__DIRECTIONS FOR THIS TASK__. Report each line of the data that includes the word "arrow".

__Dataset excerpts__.
## Start
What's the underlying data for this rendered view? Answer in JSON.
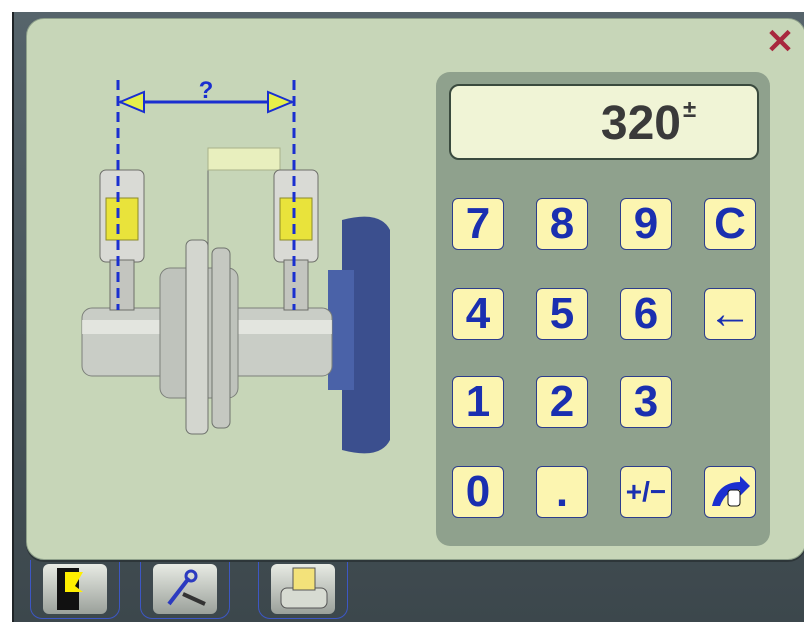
{
  "display": {
    "value": "320",
    "sign": "±"
  },
  "illustration": {
    "distance_label": "?"
  },
  "keypad": {
    "keys": [
      "7",
      "8",
      "9",
      "C",
      "4",
      "5",
      "6",
      "←",
      "1",
      "2",
      "3",
      "0",
      ".",
      "+/−"
    ]
  },
  "icons": {
    "close": "close-icon",
    "backspace": "backspace-arrow-icon",
    "enter": "hand-pointer-arrow-icon",
    "taskbar": [
      "exit-door-icon",
      "tools-wrench-icon",
      "sensor-device-icon"
    ]
  },
  "colors": {
    "key_text": "#1a2fb0",
    "key_bg": "#fcf5b0",
    "dialog_bg": "#c7d6b8",
    "close": "#a8283e"
  }
}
## End
__EXERCISE RESPONSE__.
    "backspace": "backspace-arrow-icon",
    "enter": "hand-pointer-arrow-icon",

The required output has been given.